** Begin EXERCISE MATERIALS **
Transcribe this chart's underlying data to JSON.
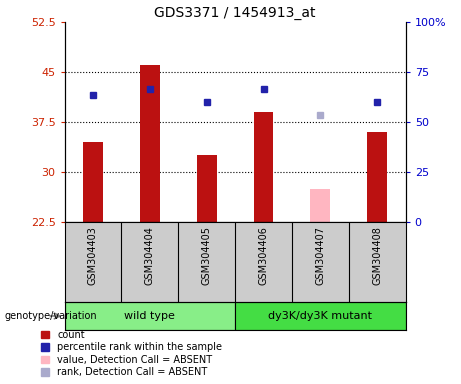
{
  "title": "GDS3371 / 1454913_at",
  "samples": [
    "GSM304403",
    "GSM304404",
    "GSM304405",
    "GSM304406",
    "GSM304407",
    "GSM304408"
  ],
  "group_labels": [
    "wild type",
    "dy3K/dy3K mutant"
  ],
  "bar_values": [
    34.5,
    46.0,
    32.5,
    39.0,
    null,
    36.0
  ],
  "bar_color": "#BB1111",
  "absent_bar_values": [
    null,
    null,
    null,
    null,
    27.5,
    null
  ],
  "absent_bar_color": "#FFB6C1",
  "rank_values": [
    41.5,
    42.5,
    40.5,
    42.5,
    null,
    40.5
  ],
  "rank_color": "#2222AA",
  "absent_rank_values": [
    null,
    null,
    null,
    null,
    38.5,
    null
  ],
  "absent_rank_color": "#AAAACC",
  "ylim_left": [
    22.5,
    52.5
  ],
  "ylim_right": [
    0,
    100
  ],
  "left_tick_color": "#CC2200",
  "right_tick_color": "#0000CC",
  "yticks_left": [
    22.5,
    30.0,
    37.5,
    45.0,
    52.5
  ],
  "yticks_left_labels": [
    "22.5",
    "30",
    "37.5",
    "45",
    "52.5"
  ],
  "yticks_right": [
    0,
    25,
    50,
    75,
    100
  ],
  "yticks_right_labels": [
    "0",
    "25",
    "50",
    "75",
    "100%"
  ],
  "bar_width": 0.35,
  "marker_size": 5,
  "background_sample": "#CCCCCC",
  "background_wildtype": "#88EE88",
  "background_mutant": "#44DD44",
  "genotype_label": "genotype/variation",
  "legend_items": [
    {
      "label": "count",
      "color": "#BB1111"
    },
    {
      "label": "percentile rank within the sample",
      "color": "#2222AA"
    },
    {
      "label": "value, Detection Call = ABSENT",
      "color": "#FFB6C1"
    },
    {
      "label": "rank, Detection Call = ABSENT",
      "color": "#AAAACC"
    }
  ]
}
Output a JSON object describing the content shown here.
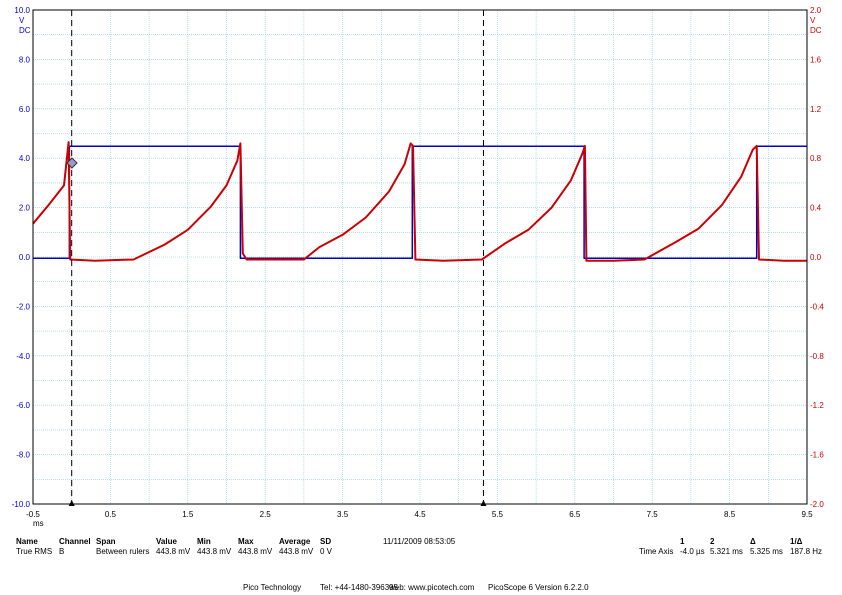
{
  "chart_data": {
    "type": "line",
    "title": "",
    "x_axis": {
      "range": [
        -0.5,
        9.5
      ],
      "ticks": [
        "-0.5",
        "0.5",
        "1.5",
        "2.5",
        "3.5",
        "4.5",
        "5.5",
        "6.5",
        "7.5",
        "8.5",
        "9.5"
      ],
      "unit": "ms"
    },
    "y_left": {
      "range": [
        -10.0,
        10.0
      ],
      "ticks": [
        "10.0",
        "8.0",
        "6.0",
        "4.0",
        "2.0",
        "0.0",
        "-2.0",
        "-4.0",
        "-6.0",
        "-8.0",
        "-10.0"
      ],
      "unit": [
        "V",
        "DC"
      ],
      "color": "#0000cc"
    },
    "y_right": {
      "range": [
        -2.0,
        2.0
      ],
      "ticks": [
        "2.0",
        "1.6",
        "1.2",
        "0.8",
        "0.4",
        "0.0",
        "-0.4",
        "-0.8",
        "-1.2",
        "-1.6",
        "-2.0"
      ],
      "unit": [
        "V",
        "DC"
      ],
      "color": "#cc0000"
    },
    "grid": true,
    "rulers_ms": [
      0.0,
      5.32
    ],
    "series": [
      {
        "axis": "left",
        "color": "#0000cc",
        "points": [
          [
            -0.5,
            -0.05
          ],
          [
            -0.03,
            -0.05
          ],
          [
            -0.03,
            4.48
          ],
          [
            2.18,
            4.48
          ],
          [
            2.18,
            -0.05
          ],
          [
            4.4,
            -0.05
          ],
          [
            4.4,
            4.48
          ],
          [
            6.62,
            4.48
          ],
          [
            6.62,
            -0.05
          ],
          [
            8.85,
            -0.05
          ],
          [
            8.85,
            4.48
          ],
          [
            9.5,
            4.48
          ]
        ]
      },
      {
        "axis": "right",
        "color": "#cc0000",
        "points": [
          [
            -0.5,
            0.27
          ],
          [
            -0.3,
            0.42
          ],
          [
            -0.1,
            0.58
          ],
          [
            -0.04,
            0.93
          ],
          [
            -0.02,
            -0.02
          ],
          [
            0.3,
            -0.03
          ],
          [
            0.8,
            -0.02
          ],
          [
            1.2,
            0.1
          ],
          [
            1.5,
            0.22
          ],
          [
            1.8,
            0.41
          ],
          [
            2.0,
            0.58
          ],
          [
            2.14,
            0.78
          ],
          [
            2.18,
            0.92
          ],
          [
            2.21,
            0.03
          ],
          [
            2.26,
            -0.02
          ],
          [
            2.7,
            -0.02
          ],
          [
            3.0,
            -0.02
          ],
          [
            3.2,
            0.08
          ],
          [
            3.5,
            0.18
          ],
          [
            3.8,
            0.32
          ],
          [
            4.1,
            0.53
          ],
          [
            4.3,
            0.75
          ],
          [
            4.38,
            0.92
          ],
          [
            4.41,
            0.9
          ],
          [
            4.44,
            -0.02
          ],
          [
            4.8,
            -0.03
          ],
          [
            5.3,
            -0.02
          ],
          [
            5.6,
            0.11
          ],
          [
            5.9,
            0.22
          ],
          [
            6.2,
            0.4
          ],
          [
            6.45,
            0.62
          ],
          [
            6.6,
            0.84
          ],
          [
            6.63,
            0.9
          ],
          [
            6.65,
            -0.03
          ],
          [
            7.0,
            -0.03
          ],
          [
            7.4,
            -0.02
          ],
          [
            7.8,
            0.12
          ],
          [
            8.1,
            0.23
          ],
          [
            8.4,
            0.42
          ],
          [
            8.65,
            0.65
          ],
          [
            8.8,
            0.87
          ],
          [
            8.85,
            0.9
          ],
          [
            8.88,
            -0.02
          ],
          [
            9.2,
            -0.03
          ],
          [
            9.5,
            -0.03
          ]
        ]
      }
    ]
  },
  "measurements": {
    "headers": [
      "Name",
      "Channel",
      "Span",
      "Value",
      "Min",
      "Max",
      "Average",
      "SD"
    ],
    "row": [
      "True RMS",
      "B",
      "Between rulers",
      "443.8 mV",
      "443.8 mV",
      "443.8 mV",
      "443.8 mV",
      "0 V"
    ],
    "timestamp": "11/11/2009 08:53:05"
  },
  "rulers": {
    "headers": [
      "1",
      "2",
      "Δ",
      "1/Δ"
    ],
    "row_label": "Time Axis",
    "values": [
      "-4.0 µs",
      "5.321 ms",
      "5.325 ms",
      "187.8 Hz"
    ]
  },
  "footer": {
    "company": "Pico Technology",
    "tel": "Tel: +44-1480-396395",
    "web": "web: www.picotech.com",
    "version": "PicoScope 6 Version 6.2.2.0"
  }
}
** End EXERCISE MATERIALS **
> **GIVEN REQUEST**
Select and copy each line from the data that includes the word "JSON".

> **RESULT OF THE EXERCISE**
Transcribe this chart's underlying data to JSON.
Output a JSON object describing the content shown here.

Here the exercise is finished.